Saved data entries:
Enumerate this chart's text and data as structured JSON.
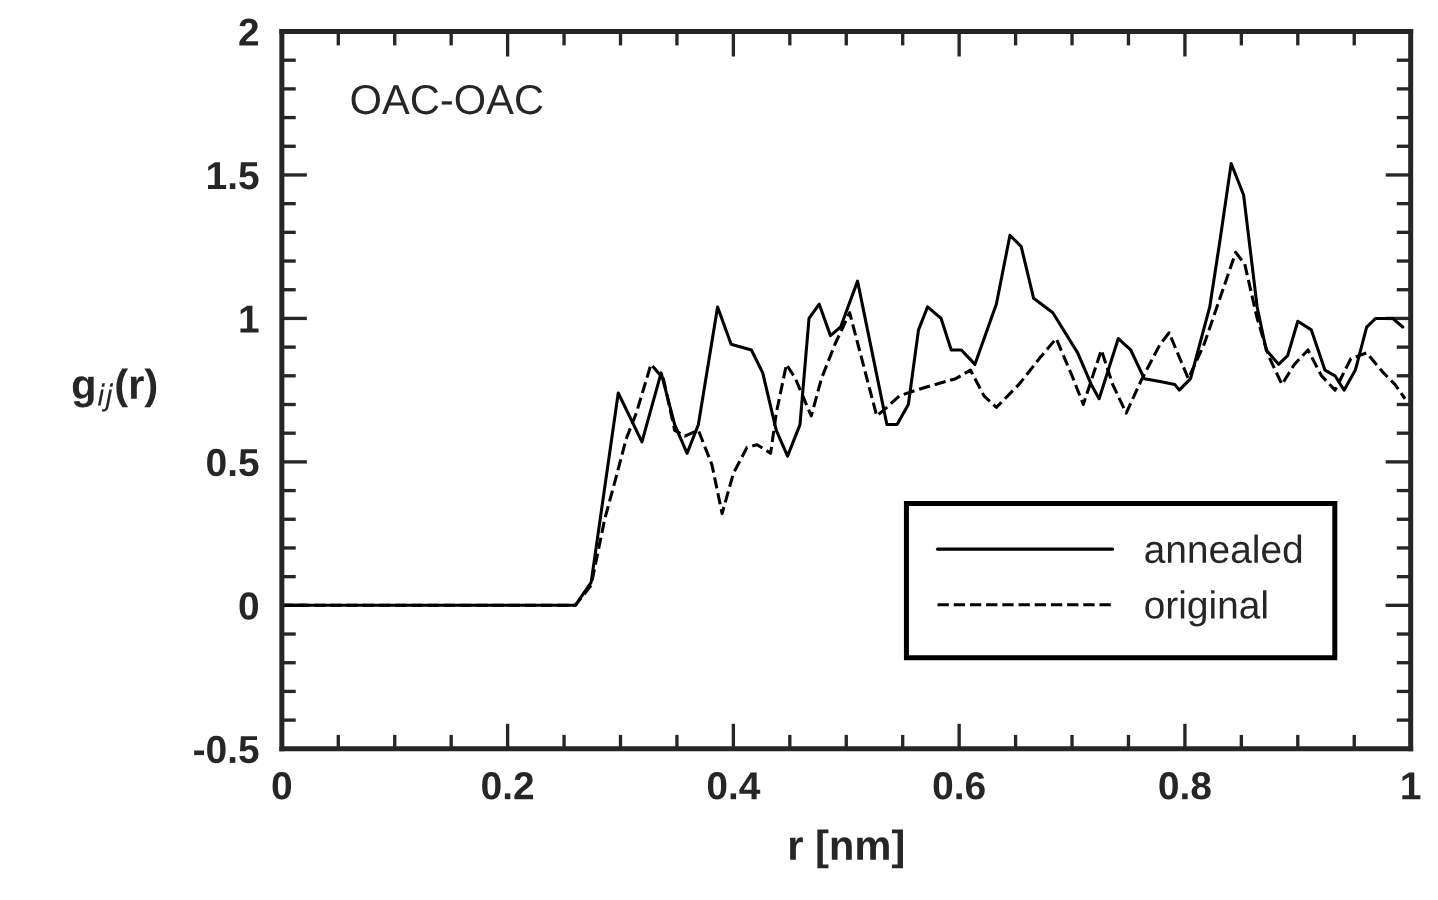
{
  "chart_data": {
    "type": "line",
    "xlabel": "r [nm]",
    "ylabel": "g$_{ij}$(r)",
    "annotations": [
      "OAC-OAC"
    ],
    "xlim": [
      0,
      1
    ],
    "ylim": [
      -0.5,
      2
    ],
    "xticks": [
      0,
      0.2,
      0.4,
      0.6,
      0.8,
      1
    ],
    "yticks": [
      -0.5,
      0,
      0.5,
      1,
      1.5,
      2
    ],
    "grid": false,
    "legend": "bottom right",
    "marker": "none",
    "series": [
      {
        "name": "annealed",
        "color": "#000000",
        "line_style": "solid",
        "x": [
          0,
          0.26,
          0.274,
          0.298,
          0.319,
          0.336,
          0.348,
          0.359,
          0.369,
          0.386,
          0.398,
          0.416,
          0.426,
          0.438,
          0.448,
          0.459,
          0.467,
          0.476,
          0.486,
          0.495,
          0.51,
          0.536,
          0.545,
          0.555,
          0.564,
          0.572,
          0.584,
          0.593,
          0.602,
          0.614,
          0.633,
          0.645,
          0.655,
          0.666,
          0.683,
          0.705,
          0.717,
          0.724,
          0.741,
          0.752,
          0.764,
          0.778,
          0.791,
          0.795,
          0.805,
          0.822,
          0.831,
          0.841,
          0.852,
          0.864,
          0.872,
          0.883,
          0.891,
          0.9,
          0.912,
          0.924,
          0.933,
          0.941,
          0.951,
          0.961,
          0.969,
          0.984,
          0.993
        ],
        "values": [
          0,
          0,
          0.08,
          0.74,
          0.57,
          0.81,
          0.63,
          0.53,
          0.63,
          1.04,
          0.91,
          0.89,
          0.81,
          0.61,
          0.52,
          0.63,
          1.0,
          1.05,
          0.94,
          0.97,
          1.13,
          0.63,
          0.63,
          0.7,
          0.96,
          1.04,
          1.0,
          0.89,
          0.89,
          0.84,
          1.05,
          1.29,
          1.25,
          1.07,
          1.02,
          0.88,
          0.77,
          0.72,
          0.93,
          0.89,
          0.79,
          0.78,
          0.77,
          0.75,
          0.79,
          1.04,
          1.27,
          1.54,
          1.43,
          1.04,
          0.89,
          0.84,
          0.87,
          0.99,
          0.96,
          0.82,
          0.8,
          0.75,
          0.82,
          0.97,
          1.0,
          1.0,
          0.97
        ]
      },
      {
        "name": "original",
        "color": "#000000",
        "line_style": "dashed",
        "x": [
          0,
          0.26,
          0.274,
          0.286,
          0.297,
          0.305,
          0.314,
          0.327,
          0.338,
          0.348,
          0.357,
          0.369,
          0.381,
          0.39,
          0.4,
          0.412,
          0.421,
          0.433,
          0.438,
          0.447,
          0.455,
          0.469,
          0.478,
          0.49,
          0.503,
          0.527,
          0.536,
          0.547,
          0.562,
          0.579,
          0.597,
          0.61,
          0.622,
          0.633,
          0.653,
          0.671,
          0.686,
          0.7,
          0.71,
          0.726,
          0.736,
          0.748,
          0.762,
          0.778,
          0.786,
          0.803,
          0.817,
          0.831,
          0.845,
          0.853,
          0.864,
          0.874,
          0.886,
          0.897,
          0.909,
          0.921,
          0.933,
          0.947,
          0.961,
          0.976,
          0.986,
          0.995
        ],
        "values": [
          0,
          0,
          0.07,
          0.3,
          0.46,
          0.58,
          0.67,
          0.84,
          0.79,
          0.61,
          0.59,
          0.61,
          0.49,
          0.32,
          0.46,
          0.55,
          0.56,
          0.53,
          0.67,
          0.84,
          0.79,
          0.66,
          0.79,
          0.91,
          1.02,
          0.66,
          0.69,
          0.73,
          0.75,
          0.77,
          0.79,
          0.82,
          0.73,
          0.69,
          0.77,
          0.86,
          0.93,
          0.8,
          0.7,
          0.89,
          0.77,
          0.67,
          0.79,
          0.91,
          0.95,
          0.79,
          0.91,
          1.07,
          1.23,
          1.19,
          1.0,
          0.87,
          0.77,
          0.84,
          0.89,
          0.8,
          0.75,
          0.86,
          0.88,
          0.81,
          0.77,
          0.72
        ]
      }
    ]
  }
}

## TASK STATEMENT
Reproduce the material word for word, minus the images.

## SOLUTION
Enumerate this chart's text and data as structured JSON.
{
  "chart_data": {
    "type": "line",
    "xlabel": "r [nm]",
    "ylabel": "g$_{ij}$(r)",
    "annotations": [
      "OAC-OAC"
    ],
    "xlim": [
      0,
      1
    ],
    "ylim": [
      -0.5,
      2
    ],
    "xticks": [
      0,
      0.2,
      0.4,
      0.6,
      0.8,
      1
    ],
    "yticks": [
      -0.5,
      0,
      0.5,
      1,
      1.5,
      2
    ],
    "grid": false,
    "legend": "bottom right",
    "marker": "none",
    "series": [
      {
        "name": "annealed",
        "color": "#000000",
        "line_style": "solid",
        "x": [
          0,
          0.26,
          0.274,
          0.298,
          0.319,
          0.336,
          0.348,
          0.359,
          0.369,
          0.386,
          0.398,
          0.416,
          0.426,
          0.438,
          0.448,
          0.459,
          0.467,
          0.476,
          0.486,
          0.495,
          0.51,
          0.536,
          0.545,
          0.555,
          0.564,
          0.572,
          0.584,
          0.593,
          0.602,
          0.614,
          0.633,
          0.645,
          0.655,
          0.666,
          0.683,
          0.705,
          0.717,
          0.724,
          0.741,
          0.752,
          0.764,
          0.778,
          0.791,
          0.795,
          0.805,
          0.822,
          0.831,
          0.841,
          0.852,
          0.864,
          0.872,
          0.883,
          0.891,
          0.9,
          0.912,
          0.924,
          0.933,
          0.941,
          0.951,
          0.961,
          0.969,
          0.984,
          0.993
        ],
        "values": [
          0,
          0,
          0.08,
          0.74,
          0.57,
          0.81,
          0.63,
          0.53,
          0.63,
          1.04,
          0.91,
          0.89,
          0.81,
          0.61,
          0.52,
          0.63,
          1.0,
          1.05,
          0.94,
          0.97,
          1.13,
          0.63,
          0.63,
          0.7,
          0.96,
          1.04,
          1.0,
          0.89,
          0.89,
          0.84,
          1.05,
          1.29,
          1.25,
          1.07,
          1.02,
          0.88,
          0.77,
          0.72,
          0.93,
          0.89,
          0.79,
          0.78,
          0.77,
          0.75,
          0.79,
          1.04,
          1.27,
          1.54,
          1.43,
          1.04,
          0.89,
          0.84,
          0.87,
          0.99,
          0.96,
          0.82,
          0.8,
          0.75,
          0.82,
          0.97,
          1.0,
          1.0,
          0.97
        ]
      },
      {
        "name": "original",
        "color": "#000000",
        "line_style": "dashed",
        "x": [
          0,
          0.26,
          0.274,
          0.286,
          0.297,
          0.305,
          0.314,
          0.327,
          0.338,
          0.348,
          0.357,
          0.369,
          0.381,
          0.39,
          0.4,
          0.412,
          0.421,
          0.433,
          0.438,
          0.447,
          0.455,
          0.469,
          0.478,
          0.49,
          0.503,
          0.527,
          0.536,
          0.547,
          0.562,
          0.579,
          0.597,
          0.61,
          0.622,
          0.633,
          0.653,
          0.671,
          0.686,
          0.7,
          0.71,
          0.726,
          0.736,
          0.748,
          0.762,
          0.778,
          0.786,
          0.803,
          0.817,
          0.831,
          0.845,
          0.853,
          0.864,
          0.874,
          0.886,
          0.897,
          0.909,
          0.921,
          0.933,
          0.947,
          0.961,
          0.976,
          0.986,
          0.995
        ],
        "values": [
          0,
          0,
          0.07,
          0.3,
          0.46,
          0.58,
          0.67,
          0.84,
          0.79,
          0.61,
          0.59,
          0.61,
          0.49,
          0.32,
          0.46,
          0.55,
          0.56,
          0.53,
          0.67,
          0.84,
          0.79,
          0.66,
          0.79,
          0.91,
          1.02,
          0.66,
          0.69,
          0.73,
          0.75,
          0.77,
          0.79,
          0.82,
          0.73,
          0.69,
          0.77,
          0.86,
          0.93,
          0.8,
          0.7,
          0.89,
          0.77,
          0.67,
          0.79,
          0.91,
          0.95,
          0.79,
          0.91,
          1.07,
          1.23,
          1.19,
          1.0,
          0.87,
          0.77,
          0.84,
          0.89,
          0.8,
          0.75,
          0.86,
          0.88,
          0.81,
          0.77,
          0.72
        ]
      }
    ]
  }
}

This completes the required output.